**WHAT TO WORK ON**
Write out the full set of records exactly. Any pictures in them do not belong in the copy.

-- Start --

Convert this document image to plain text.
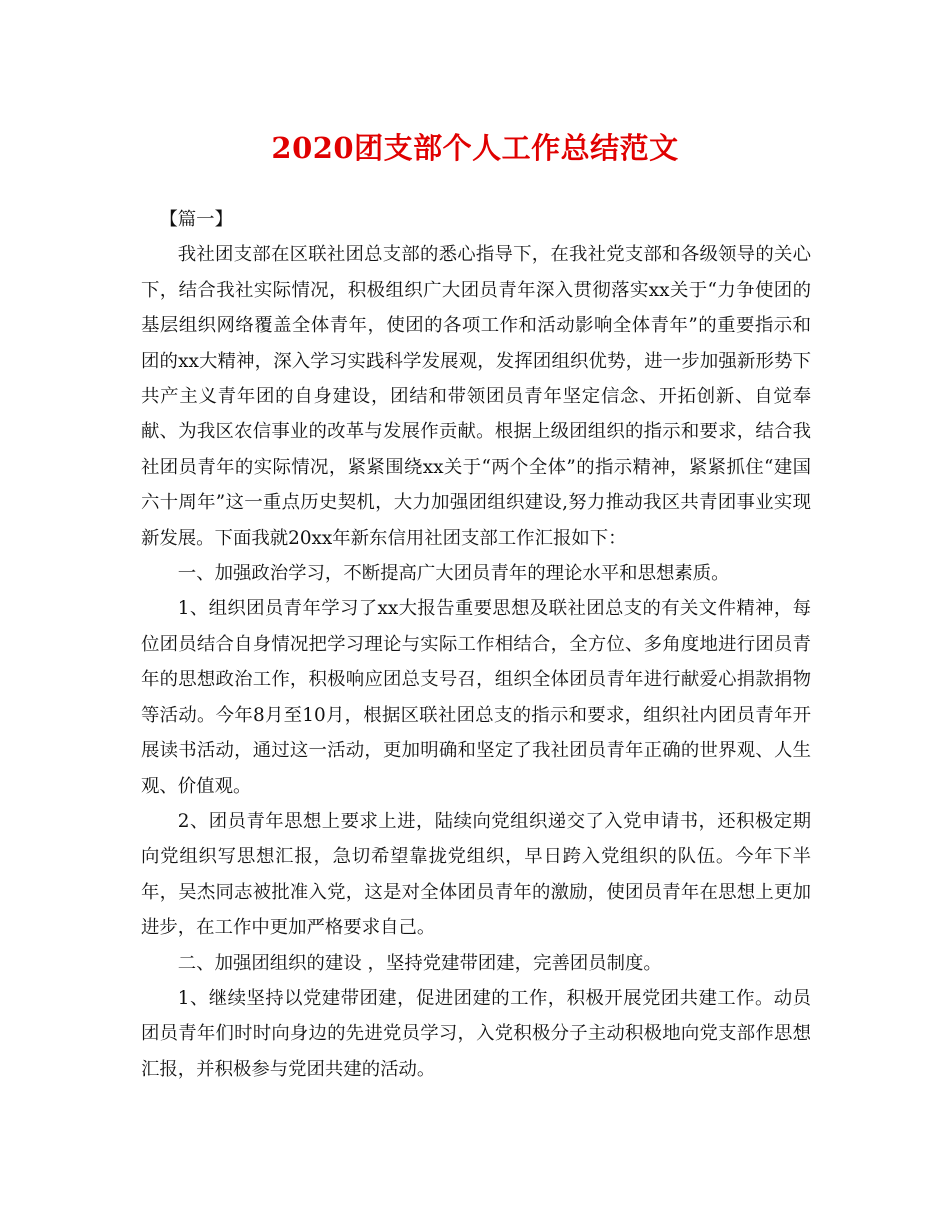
2020团支部个人工作总结范文

【篇一】

我社团支部在区联社团总支部的悉心指导下，在我社党支部和各级领导的关心下，结合我社实际情况，积极组织广大团员青年深入贯彻落实xx关于“力争使团的基层组织网络覆盖全体青年，使团的各项工作和活动影响全体青年”的重要指示和团的xx大精神，深入学习实践科学发展观，发挥团组织优势，进一步加强新形势下共产主义青年团的自身建设，团结和带领团员青年坚定信念、开拓创新、自觉奉献、为我区农信事业的改革与发展作贡献。根据上级团组织的指示和要求，结合我社团员青年的实际情况，紧紧围绕xx关于“两个全体”的指示精神，紧紧抓住“建国六十周年”这一重点历史契机，大力加强团组织建设,努力推动我区共青团事业实现新发展。下面我就20xx年新东信用社团支部工作汇报如下：

一、加强政治学习，不断提高广大团员青年的理论水平和思想素质。

1、组织团员青年学习了xx大报告重要思想及联社团总支的有关文件精神，每位团员结合自身情况把学习理论与实际工作相结合，全方位、多角度地进行团员青年的思想政治工作，积极响应团总支号召，组织全体团员青年进行献爱心捐款捐物等活动。今年8月至10月，根据区联社团总支的指示和要求，组织社内团员青年开展读书活动，通过这一活动，更加明确和坚定了我社团员青年正确的世界观、人生观、价值观。

2、团员青年思想上要求上进，陆续向党组织递交了入党申请书，还积极定期向党组织写思想汇报，急切希望靠拢党组织，早日跨入党组织的队伍。今年下半年，吴杰同志被批准入党，这是对全体团员青年的激励，使团员青年在思想上更加进步，在工作中更加严格要求自己。

二、加强团组织的建设 ，坚持党建带团建，完善团员制度。

1、继续坚持以党建带团建，促进团建的工作，积极开展党团共建工作。动员团员青年们时时向身边的先进党员学习，入党积极分子主动积极地向党支部作思想汇报，并积极参与党团共建的活动。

-- End --

**RESPONSE TO THE TASK**
Convert this document image to plain text.
2020团支部个人工作总结范文

【篇一】

我社团支部在区联社团总支部的悉心指导下，在我社党支部和各级领导的关心下，结合我社实际情况，积极组织广大团员青年深入贯彻落实xx关于“力争使团的基层组织网络覆盖全体青年，使团的各项工作和活动影响全体青年”的重要指示和团的xx大精神，深入学习实践科学发展观，发挥团组织优势，进一步加强新形势下共产主义青年团的自身建设，团结和带领团员青年坚定信念、开拓创新、自觉奉献、为我区农信事业的改革与发展作贡献。根据上级团组织的指示和要求，结合我社团员青年的实际情况，紧紧围绕xx关于“两个全体”的指示精神，紧紧抓住“建国六十周年”这一重点历史契机，大力加强团组织建设,努力推动我区共青团事业实现新发展。下面我就20xx年新东信用社团支部工作汇报如下：

一、加强政治学习，不断提高广大团员青年的理论水平和思想素质。

1、组织团员青年学习了xx大报告重要思想及联社团总支的有关文件精神，每位团员结合自身情况把学习理论与实际工作相结合，全方位、多角度地进行团员青年的思想政治工作，积极响应团总支号召，组织全体团员青年进行献爱心捐款捐物等活动。今年8月至10月，根据区联社团总支的指示和要求，组织社内团员青年开展读书活动，通过这一活动，更加明确和坚定了我社团员青年正确的世界观、人生观、价值观。

2、团员青年思想上要求上进，陆续向党组织递交了入党申请书，还积极定期向党组织写思想汇报，急切希望靠拢党组织，早日跨入党组织的队伍。今年下半年，吴杰同志被批准入党，这是对全体团员青年的激励，使团员青年在思想上更加进步，在工作中更加严格要求自己。

二、加强团组织的建设 ，坚持党建带团建，完善团员制度。

1、继续坚持以党建带团建，促进团建的工作，积极开展党团共建工作。动员团员青年们时时向身边的先进党员学习，入党积极分子主动积极地向党支部作思想汇报，并积极参与党团共建的活动。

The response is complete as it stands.